Extracted data entries
***
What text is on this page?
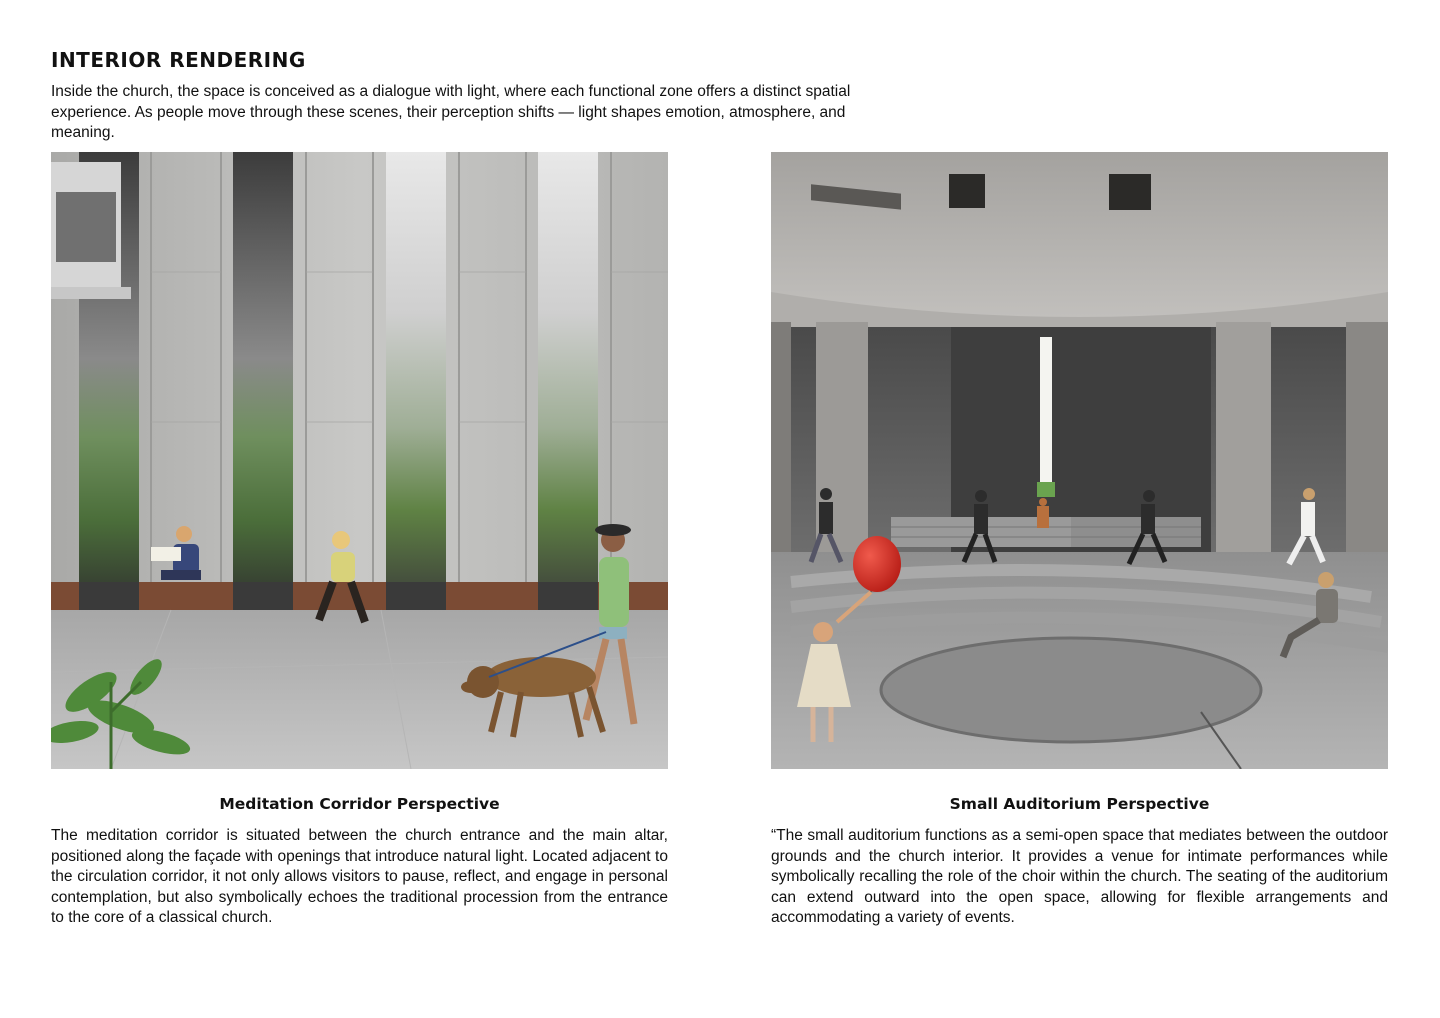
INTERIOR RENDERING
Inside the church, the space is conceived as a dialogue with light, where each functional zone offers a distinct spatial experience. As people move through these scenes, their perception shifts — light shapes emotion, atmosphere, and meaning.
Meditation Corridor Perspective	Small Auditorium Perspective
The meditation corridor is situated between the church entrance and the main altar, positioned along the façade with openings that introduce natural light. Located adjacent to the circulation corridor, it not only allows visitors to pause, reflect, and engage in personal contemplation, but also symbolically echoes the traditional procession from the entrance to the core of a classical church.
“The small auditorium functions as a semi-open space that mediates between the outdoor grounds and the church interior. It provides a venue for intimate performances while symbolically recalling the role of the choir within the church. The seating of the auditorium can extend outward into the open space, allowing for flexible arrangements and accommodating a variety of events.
***
### Task objective
Transcribe the preceding listing in its entirety and with exact wording, leaving out pictures.

### Result
What text is on this page?
INTERIOR RENDERING
Inside the church, the space is conceived as a dialogue with light, where each functional zone offers a distinct spatial experience. As people move through these scenes, their perception shifts — light shapes emotion, atmosphere, and meaning.
Meditation Corridor Perspective	Small Auditorium Perspective
The meditation corridor is situated between the church entrance and the main altar, positioned along the façade with openings that introduce natural light. Located adjacent to the circulation corridor, it not only allows visitors to pause, reflect, and engage in personal contemplation, but also symbolically echoes the traditional procession from the entrance to the core of a classical church.
“The small auditorium functions as a semi-open space that mediates between the outdoor grounds and the church interior. It provides a venue for intimate performances while symbolically recalling the role of the choir within the church. The seating of the auditorium can extend outward into the open space, allowing for flexible arrangements and accommodating a variety of events.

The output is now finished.